# EXERCISE OBJECTIVE
Exclude the pictures; give every entry again exactly as written.

# DATA FOR THIS EXERCISE
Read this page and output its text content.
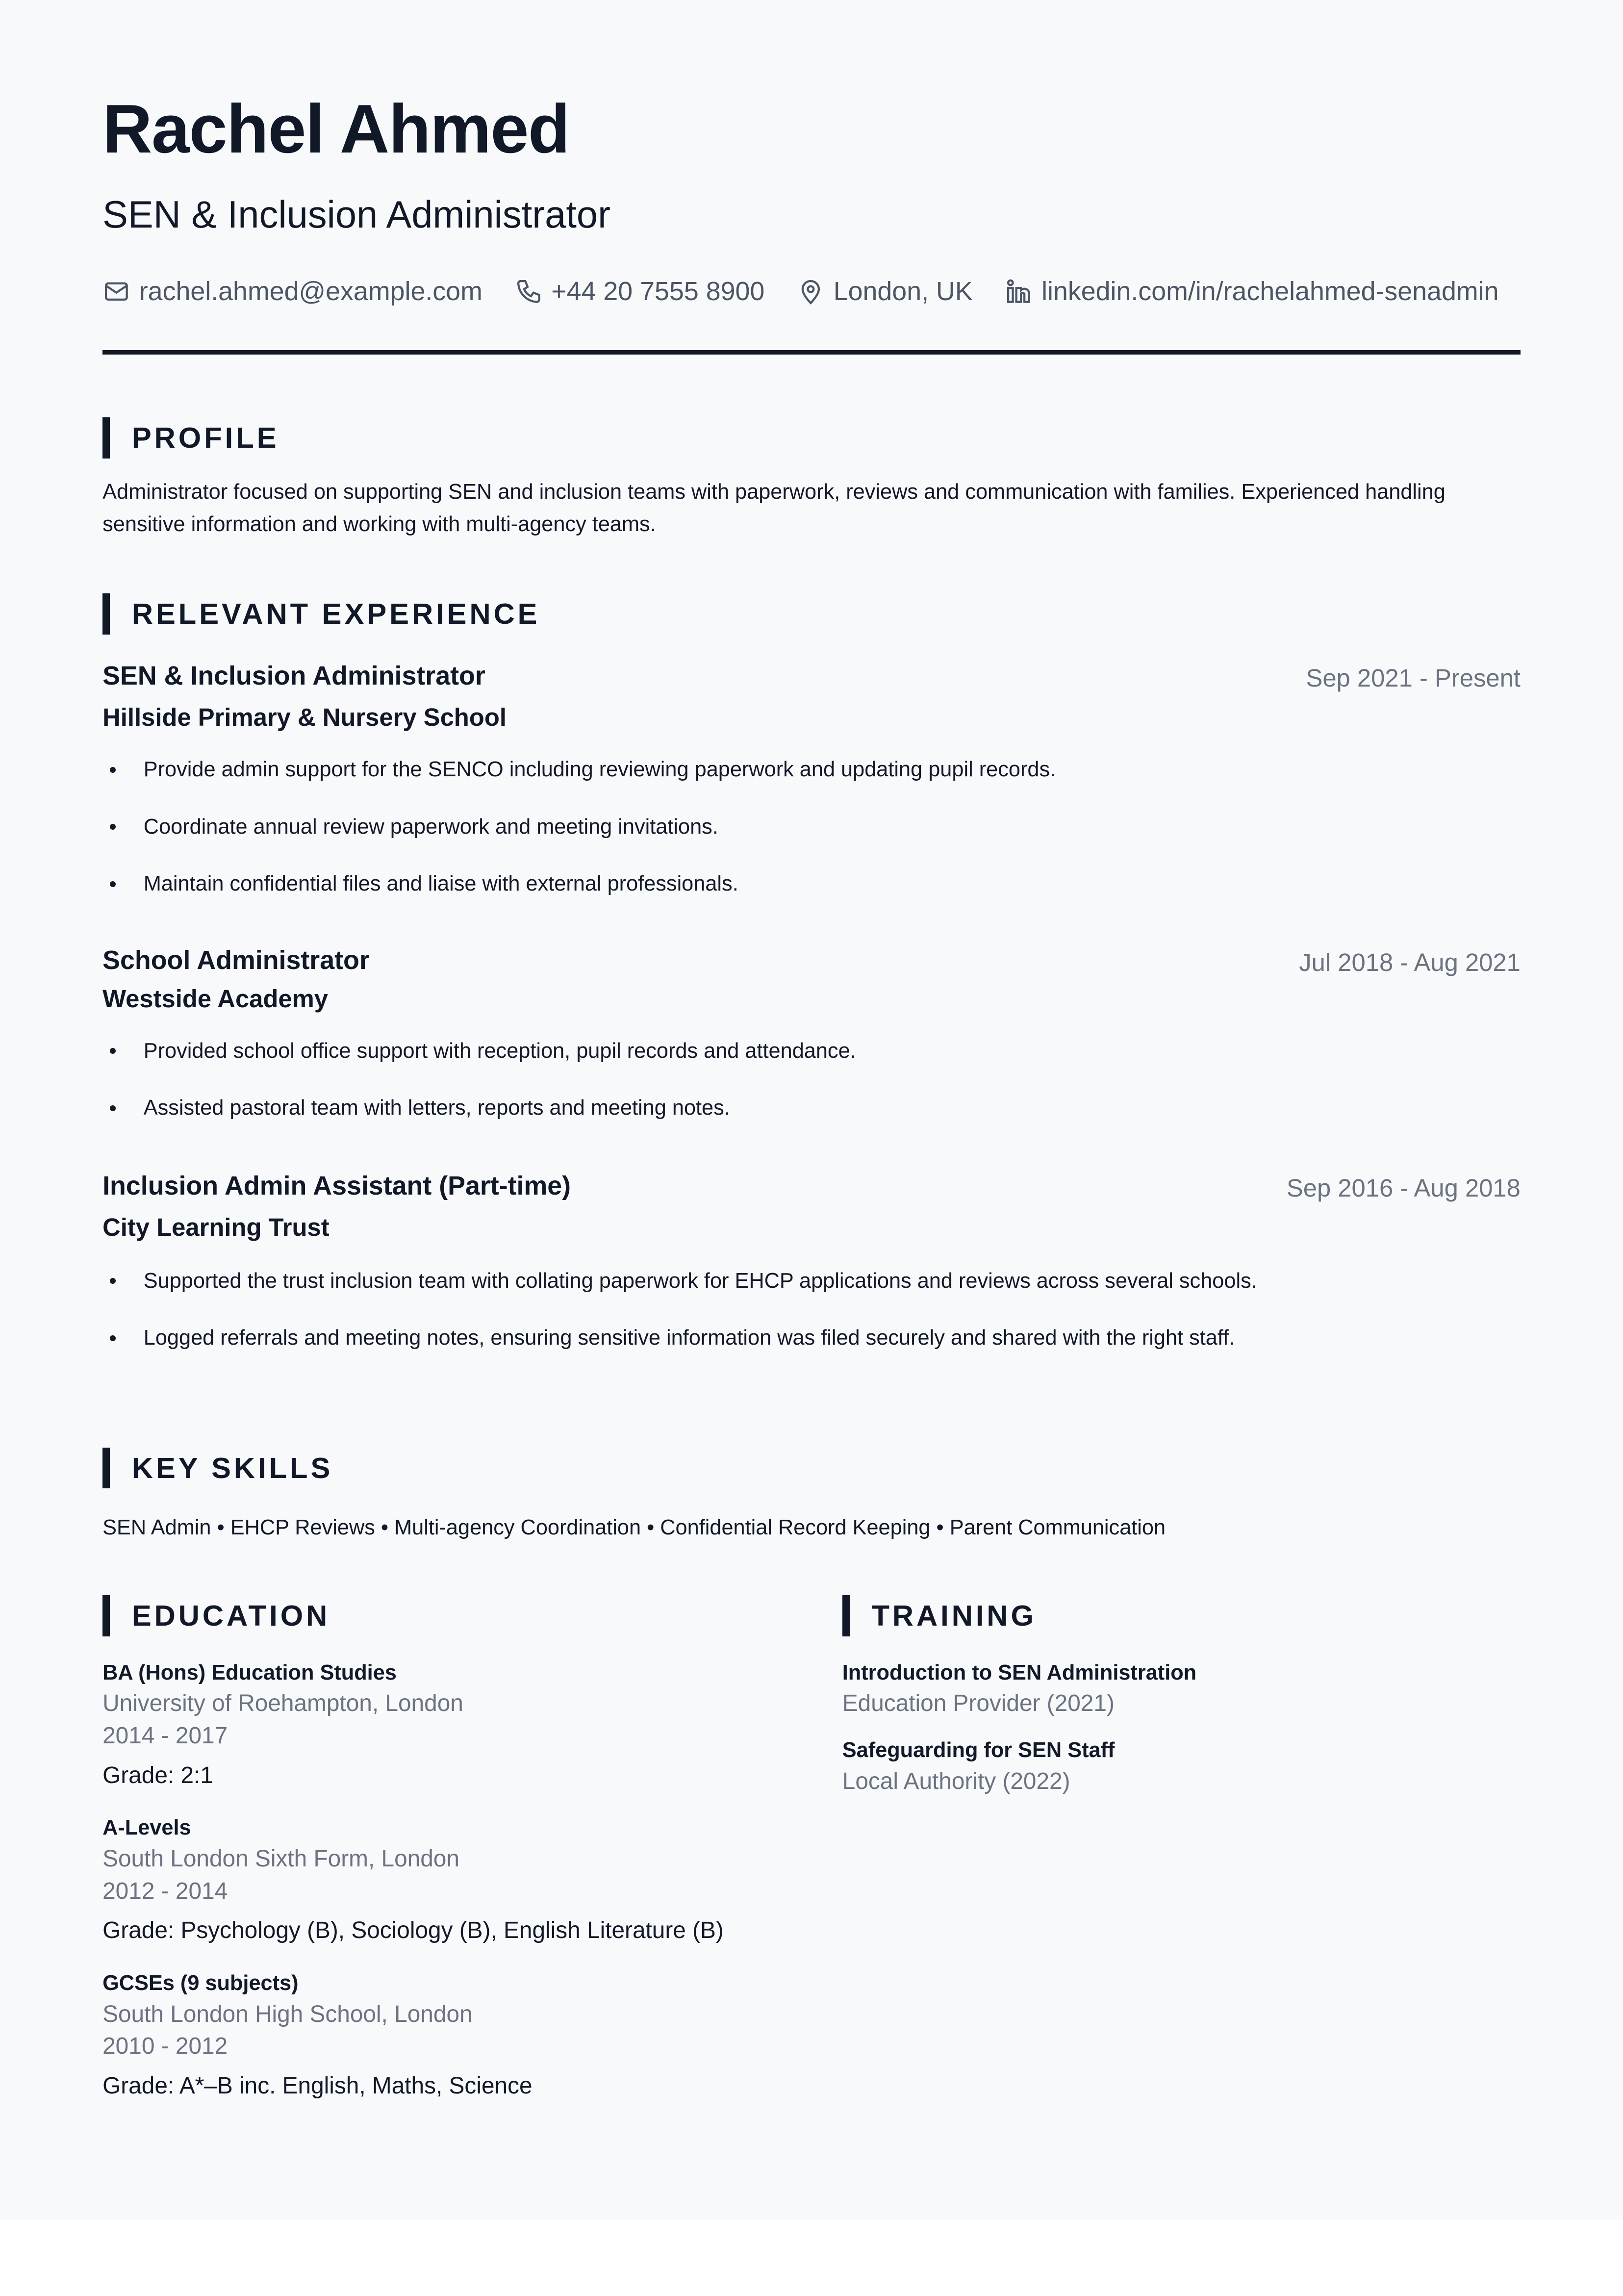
Rachel Ahmed
SEN & Inclusion Administrator
rachel.ahmed@example.com	+44 20 7555 8900	London, UK	linkedin.com/in/rachelahmed-senadmin
PROFILE
Administrator focused on supporting SEN and inclusion teams with paperwork, reviews and communication with families. Experienced handling sensitive information and working with multi-agency teams.
RELEVANT EXPERIENCE
SEN & Inclusion Administrator	Sep 2021 - Present
Hillside Primary & Nursery School
Provide admin support for the SENCO including reviewing paperwork and updating pupil records.
Coordinate annual review paperwork and meeting invitations.
Maintain confidential files and liaise with external professionals.
School Administrator	Jul 2018 - Aug 2021
Westside Academy
Provided school office support with reception, pupil records and attendance.
Assisted pastoral team with letters, reports and meeting notes.
Inclusion Admin Assistant (Part-time)	Sep 2016 - Aug 2018
City Learning Trust
Supported the trust inclusion team with collating paperwork for EHCP applications and reviews across several schools.
Logged referrals and meeting notes, ensuring sensitive information was filed securely and shared with the right staff.
KEY SKILLS
SEN Admin • EHCP Reviews • Multi-agency Coordination • Confidential Record Keeping • Parent Communication
EDUCATION
BA (Hons) Education Studies
University of Roehampton, London
2014 - 2017
Grade: 2:1
A-Levels
South London Sixth Form, London
2012 - 2014
Grade: Psychology (B), Sociology (B), English Literature (B)
GCSEs (9 subjects)
South London High School, London
2010 - 2012
Grade: A*–B inc. English, Maths, Science
TRAINING
Introduction to SEN Administration
Education Provider (2021)
Safeguarding for SEN Staff
Local Authority (2022)
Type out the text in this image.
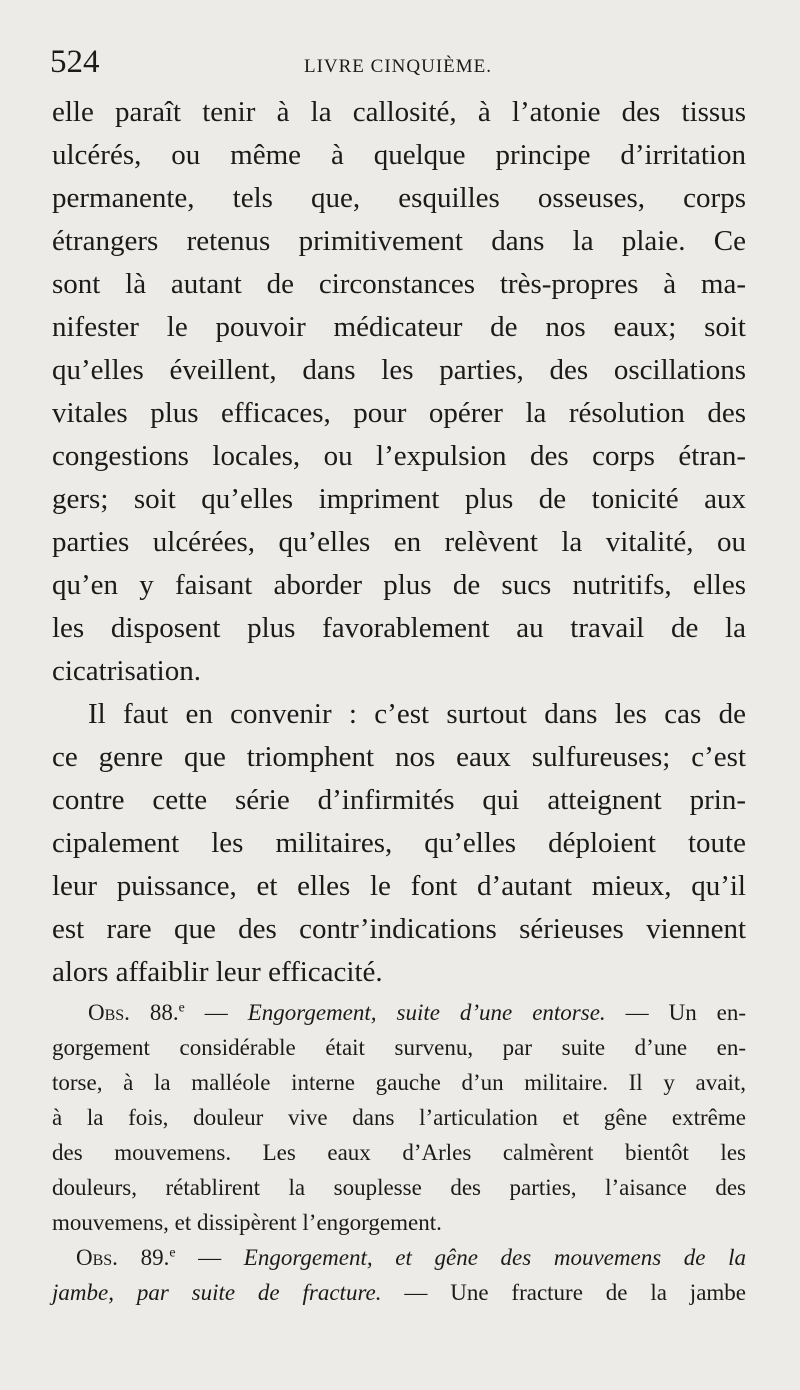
524	LIVRE CINQUIÈME.
elle paraît tenir à la callosité, à l’atonie des tissus
ulcérés, ou même à quelque principe d’irritation
permanente, tels que, esquilles osseuses, corps
étrangers retenus primitivement dans la plaie. Ce
sont là autant de circonstances très-propres à ma-
nifester le pouvoir médicateur de nos eaux; soit
qu’elles éveillent, dans les parties, des oscillations
vitales plus efficaces, pour opérer la résolution des
congestions locales, ou l’expulsion des corps étran-
gers; soit qu’elles impriment plus de tonicité aux
parties ulcérées, qu’elles en relèvent la vitalité, ou
qu’en y faisant aborder plus de sucs nutritifs, elles
les disposent plus favorablement au travail de la
cicatrisation.
Il faut en convenir : c’est surtout dans les cas de
ce genre que triomphent nos eaux sulfureuses; c’est
contre cette série d’infirmités qui atteignent prin-
cipalement les militaires, qu’elles déploient toute
leur puissance, et elles le font d’autant mieux, qu’il
est rare que des contr’indications sérieuses viennent
alors affaiblir leur efficacité.
Obs. 88.$^e$ — Engorgement, suite d’une entorse. — Un en-
gorgement considérable était survenu, par suite d’une en-
torse, à la malléole interne gauche d’un militaire. Il y avait,
à la fois, douleur vive dans l’articulation et gêne extrême
des mouvemens. Les eaux d’Arles calmèrent bientôt les
douleurs, rétablirent la souplesse des parties, l’aisance des
mouvemens, et dissipèrent l’engorgement.
Obs. 89.$^e$ — Engorgement, et gêne des mouvemens de la
jambe, par suite de fracture. — Une fracture de la jambe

# TASK SOLUTION
Read this page and output its text content.
Rachel Ahmed
SEN & Inclusion Administrator
rachel.ahmed@example.com	+44 20 7555 8900	London, UK	linkedin.com/in/rachelahmed-senadmin
PROFILE
Administrator focused on supporting SEN and inclusion teams with paperwork, reviews and communication with families. Experienced handling sensitive information and working with multi-agency teams.
RELEVANT EXPERIENCE
SEN & Inclusion Administrator	Sep 2021 - Present
Hillside Primary & Nursery School
Provide admin support for the SENCO including reviewing paperwork and updating pupil records.
Coordinate annual review paperwork and meeting invitations.
Maintain confidential files and liaise with external professionals.
School Administrator	Jul 2018 - Aug 2021
Westside Academy
Provided school office support with reception, pupil records and attendance.
Assisted pastoral team with letters, reports and meeting notes.
Inclusion Admin Assistant (Part-time)	Sep 2016 - Aug 2018
City Learning Trust
Supported the trust inclusion team with collating paperwork for EHCP applications and reviews across several schools.
Logged referrals and meeting notes, ensuring sensitive information was filed securely and shared with the right staff.
KEY SKILLS
SEN Admin • EHCP Reviews • Multi-agency Coordination • Confidential Record Keeping • Parent Communication
EDUCATION
BA (Hons) Education Studies
University of Roehampton, London
2014 - 2017
Grade: 2:1
A-Levels
South London Sixth Form, London
2012 - 2014
Grade: Psychology (B), Sociology (B), English Literature (B)
GCSEs (9 subjects)
South London High School, London
2010 - 2012
Grade: A*–B inc. English, Maths, Science
TRAINING
Introduction to SEN Administration
Education Provider (2021)
Safeguarding for SEN Staff
Local Authority (2022)
Type out the text in this image.
524	LIVRE CINQUIÈME.
elle paraît tenir à la callosité, à l’atonie des tissus
ulcérés, ou même à quelque principe d’irritation
permanente, tels que, esquilles osseuses, corps
étrangers retenus primitivement dans la plaie. Ce
sont là autant de circonstances très-propres à ma-
nifester le pouvoir médicateur de nos eaux; soit
qu’elles éveillent, dans les parties, des oscillations
vitales plus efficaces, pour opérer la résolution des
congestions locales, ou l’expulsion des corps étran-
gers; soit qu’elles impriment plus de tonicité aux
parties ulcérées, qu’elles en relèvent la vitalité, ou
qu’en y faisant aborder plus de sucs nutritifs, elles
les disposent plus favorablement au travail de la
cicatrisation.
Il faut en convenir : c’est surtout dans les cas de
ce genre que triomphent nos eaux sulfureuses; c’est
contre cette série d’infirmités qui atteignent prin-
cipalement les militaires, qu’elles déploient toute
leur puissance, et elles le font d’autant mieux, qu’il
est rare que des contr’indications sérieuses viennent
alors affaiblir leur efficacité.
Obs. 88.$^e$ — Engorgement, suite d’une entorse. — Un en-
gorgement considérable était survenu, par suite d’une en-
torse, à la malléole interne gauche d’un militaire. Il y avait,
à la fois, douleur vive dans l’articulation et gêne extrême
des mouvemens. Les eaux d’Arles calmèrent bientôt les
douleurs, rétablirent la souplesse des parties, l’aisance des
mouvemens, et dissipèrent l’engorgement.
Obs. 89.$^e$ — Engorgement, et gêne des mouvemens de la
jambe, par suite de fracture. — Une fracture de la jambe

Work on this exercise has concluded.